[EXERCISE PROMPT]
Please write the listing below out again exactly, leaving every picture behind.

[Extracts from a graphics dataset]
━━━━━━━━━━━━━━━━━━━━━━━━━━━━━━
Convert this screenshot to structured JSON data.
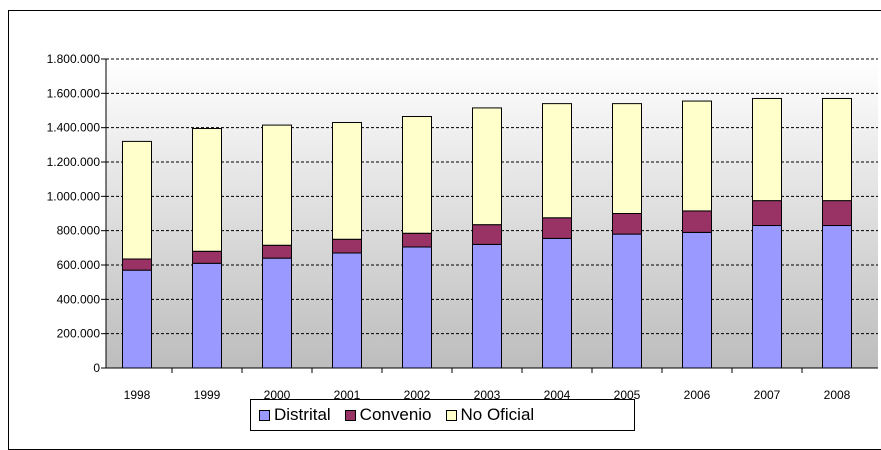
{
  "chart_data": {
    "type": "bar",
    "stacked": true,
    "categories": [
      "1998",
      "1999",
      "2000",
      "2001",
      "2002",
      "2003",
      "2004",
      "2005",
      "2006",
      "2007",
      "2008"
    ],
    "series": [
      {
        "name": "Distrital",
        "color": "#9999ff",
        "values": [
          570000,
          610000,
          640000,
          670000,
          705000,
          720000,
          755000,
          780000,
          790000,
          830000,
          830000
        ]
      },
      {
        "name": "Convenio",
        "color": "#993366",
        "values": [
          65000,
          70000,
          75000,
          80000,
          80000,
          115000,
          120000,
          120000,
          125000,
          145000,
          145000
        ]
      },
      {
        "name": "No Oficial",
        "color": "#ffffcc",
        "values": [
          685000,
          715000,
          700000,
          680000,
          680000,
          680000,
          665000,
          640000,
          640000,
          595000,
          595000
        ]
      }
    ],
    "y_tick_labels": [
      "0",
      "200.000",
      "400.000",
      "600.000",
      "800.000",
      "1.000.000",
      "1.200.000",
      "1.400.000",
      "1.600.000",
      "1.800.000"
    ],
    "ylim": [
      0,
      1800000
    ],
    "grid": "dashed horizontal",
    "legend_position": "bottom"
  }
}
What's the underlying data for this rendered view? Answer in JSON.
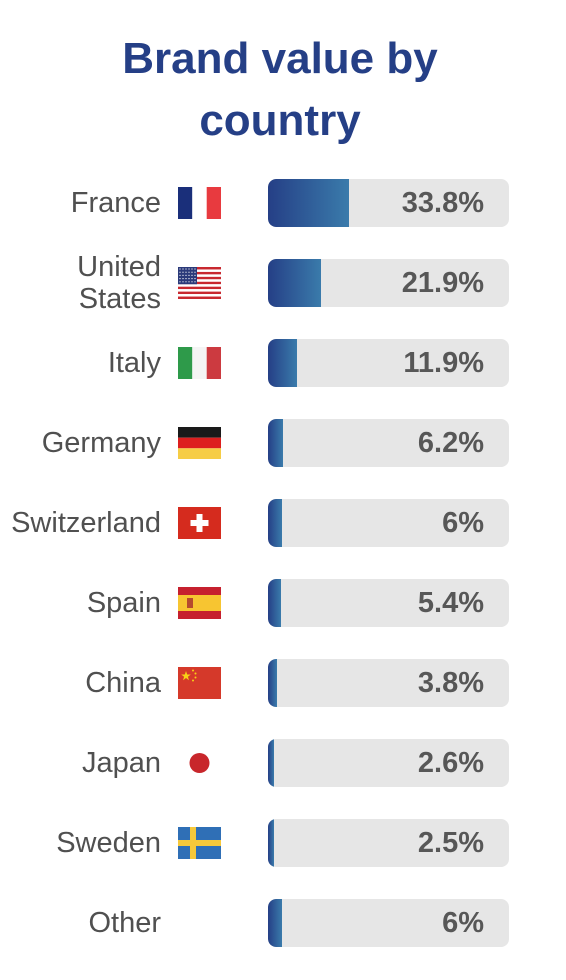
{
  "chart_data": {
    "type": "bar",
    "orientation": "horizontal",
    "title": "Brand value by country",
    "categories": [
      "France",
      "United\nStates",
      "Italy",
      "Germany",
      "Switzerland",
      "Spain",
      "China",
      "Japan",
      "Sweden",
      "Other"
    ],
    "values": [
      33.8,
      21.9,
      11.9,
      6.2,
      6,
      5.4,
      3.8,
      2.6,
      2.5,
      6
    ],
    "value_labels": [
      "33.8%",
      "21.9%",
      "11.9%",
      "6.2%",
      "6%",
      "5.4%",
      "3.8%",
      "2.6%",
      "2.5%",
      "6%"
    ],
    "xlim": [
      0,
      100
    ],
    "flags": [
      "france-flag-icon",
      "usa-flag-icon",
      "italy-flag-icon",
      "germany-flag-icon",
      "switzerland-flag-icon",
      "spain-flag-icon",
      "china-flag-icon",
      "japan-flag-icon",
      "sweden-flag-icon",
      ""
    ],
    "grid": false,
    "bar_color_start": "#253f86",
    "bar_color_end": "#3a7bab",
    "track_color": "#e6e6e6"
  }
}
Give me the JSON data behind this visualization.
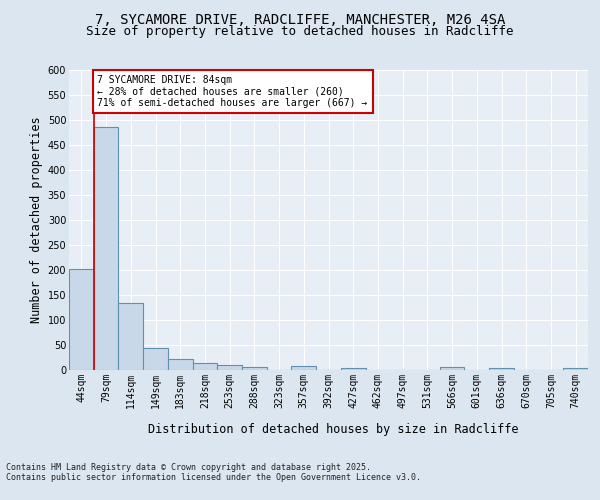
{
  "title1": "7, SYCAMORE DRIVE, RADCLIFFE, MANCHESTER, M26 4SA",
  "title2": "Size of property relative to detached houses in Radcliffe",
  "xlabel": "Distribution of detached houses by size in Radcliffe",
  "ylabel": "Number of detached properties",
  "categories": [
    "44sqm",
    "79sqm",
    "114sqm",
    "149sqm",
    "183sqm",
    "218sqm",
    "253sqm",
    "288sqm",
    "323sqm",
    "357sqm",
    "392sqm",
    "427sqm",
    "462sqm",
    "497sqm",
    "531sqm",
    "566sqm",
    "601sqm",
    "636sqm",
    "670sqm",
    "705sqm",
    "740sqm"
  ],
  "values": [
    203,
    487,
    135,
    45,
    22,
    14,
    11,
    6,
    1,
    9,
    1,
    5,
    1,
    1,
    1,
    7,
    1,
    4,
    1,
    1,
    4
  ],
  "bar_color": "#c8d8e8",
  "bar_edge_color": "#6090b0",
  "bar_linewidth": 0.8,
  "vline_x_index": 1,
  "vline_color": "#cc0000",
  "annotation_text": "7 SYCAMORE DRIVE: 84sqm\n← 28% of detached houses are smaller (260)\n71% of semi-detached houses are larger (667) →",
  "annotation_box_color": "#cc0000",
  "ylim": [
    0,
    600
  ],
  "yticks": [
    0,
    50,
    100,
    150,
    200,
    250,
    300,
    350,
    400,
    450,
    500,
    550,
    600
  ],
  "bg_color": "#dce6f0",
  "plot_bg_color": "#e8eef6",
  "grid_color": "#ffffff",
  "footnote": "Contains HM Land Registry data © Crown copyright and database right 2025.\nContains public sector information licensed under the Open Government Licence v3.0.",
  "title_fontsize": 10,
  "subtitle_fontsize": 9,
  "axis_label_fontsize": 8.5,
  "tick_fontsize": 7,
  "annot_fontsize": 7,
  "footnote_fontsize": 6
}
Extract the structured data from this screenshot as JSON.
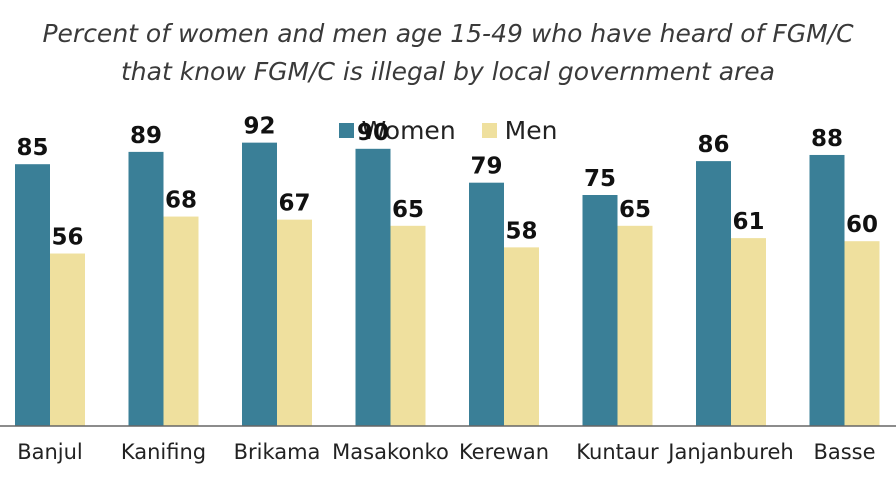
━━━━━━━━━━━━━━━━━━━━━━━━━━━━━━
[TASK ANSWER]
Convert this screenshot to structured JSON data.
{
  "chart_data": {
    "type": "bar",
    "stacked": true,
    "categories": [
      "1998",
      "1999",
      "2000",
      "2001",
      "2002",
      "2003",
      "2004",
      "2005",
      "2006",
      "2007",
      "2008"
    ],
    "series": [
      {
        "name": "Distrital",
        "color": "#9999ff",
        "values": [
          570000,
          610000,
          640000,
          670000,
          705000,
          720000,
          755000,
          780000,
          790000,
          830000,
          830000
        ]
      },
      {
        "name": "Convenio",
        "color": "#993366",
        "values": [
          65000,
          70000,
          75000,
          80000,
          80000,
          115000,
          120000,
          120000,
          125000,
          145000,
          145000
        ]
      },
      {
        "name": "No Oficial",
        "color": "#ffffcc",
        "values": [
          685000,
          715000,
          700000,
          680000,
          680000,
          680000,
          665000,
          640000,
          640000,
          595000,
          595000
        ]
      }
    ],
    "y_tick_labels": [
      "0",
      "200.000",
      "400.000",
      "600.000",
      "800.000",
      "1.000.000",
      "1.200.000",
      "1.400.000",
      "1.600.000",
      "1.800.000"
    ],
    "ylim": [
      0,
      1800000
    ],
    "grid": "dashed horizontal",
    "legend_position": "bottom"
  }
}
What's the underlying data for this rendered view? Answer in JSON.
{
  "chart_data": {
    "type": "bar",
    "orientation": "horizontal",
    "title": "Brand value by country",
    "categories": [
      "France",
      "United\nStates",
      "Italy",
      "Germany",
      "Switzerland",
      "Spain",
      "China",
      "Japan",
      "Sweden",
      "Other"
    ],
    "values": [
      33.8,
      21.9,
      11.9,
      6.2,
      6,
      5.4,
      3.8,
      2.6,
      2.5,
      6
    ],
    "value_labels": [
      "33.8%",
      "21.9%",
      "11.9%",
      "6.2%",
      "6%",
      "5.4%",
      "3.8%",
      "2.6%",
      "2.5%",
      "6%"
    ],
    "xlim": [
      0,
      100
    ],
    "flags": [
      "france-flag-icon",
      "usa-flag-icon",
      "italy-flag-icon",
      "germany-flag-icon",
      "switzerland-flag-icon",
      "spain-flag-icon",
      "china-flag-icon",
      "japan-flag-icon",
      "sweden-flag-icon",
      ""
    ],
    "grid": false,
    "bar_color_start": "#253f86",
    "bar_color_end": "#3a7bab",
    "track_color": "#e6e6e6"
  }
}
Give me the JSON data behind this visualization.
{
  "title1": "7, SYCAMORE DRIVE, RADCLIFFE, MANCHESTER, M26 4SA",
  "title2": "Size of property relative to detached houses in Radcliffe",
  "xlabel": "Distribution of detached houses by size in Radcliffe",
  "ylabel": "Number of detached properties",
  "categories": [
    "44sqm",
    "79sqm",
    "114sqm",
    "149sqm",
    "183sqm",
    "218sqm",
    "253sqm",
    "288sqm",
    "323sqm",
    "357sqm",
    "392sqm",
    "427sqm",
    "462sqm",
    "497sqm",
    "531sqm",
    "566sqm",
    "601sqm",
    "636sqm",
    "670sqm",
    "705sqm",
    "740sqm"
  ],
  "values": [
    203,
    487,
    135,
    45,
    22,
    14,
    11,
    6,
    1,
    9,
    1,
    5,
    1,
    1,
    1,
    7,
    1,
    4,
    1,
    1,
    4
  ],
  "bar_color": "#c8d8e8",
  "bar_edge_color": "#6090b0",
  "bar_linewidth": 0.8,
  "vline_x_index": 1,
  "vline_color": "#cc0000",
  "annotation_text": "7 SYCAMORE DRIVE: 84sqm\n← 28% of detached houses are smaller (260)\n71% of semi-detached houses are larger (667) →",
  "annotation_box_color": "#cc0000",
  "ylim": [
    0,
    600
  ],
  "yticks": [
    0,
    50,
    100,
    150,
    200,
    250,
    300,
    350,
    400,
    450,
    500,
    550,
    600
  ],
  "bg_color": "#dce6f0",
  "plot_bg_color": "#e8eef6",
  "grid_color": "#ffffff",
  "footnote": "Contains HM Land Registry data © Crown copyright and database right 2025.\nContains public sector information licensed under the Open Government Licence v3.0.",
  "title_fontsize": 10,
  "subtitle_fontsize": 9,
  "axis_label_fontsize": 8.5,
  "tick_fontsize": 7,
  "annot_fontsize": 7,
  "footnote_fontsize": 6
}
Extract the structured data from this screenshot as JSON.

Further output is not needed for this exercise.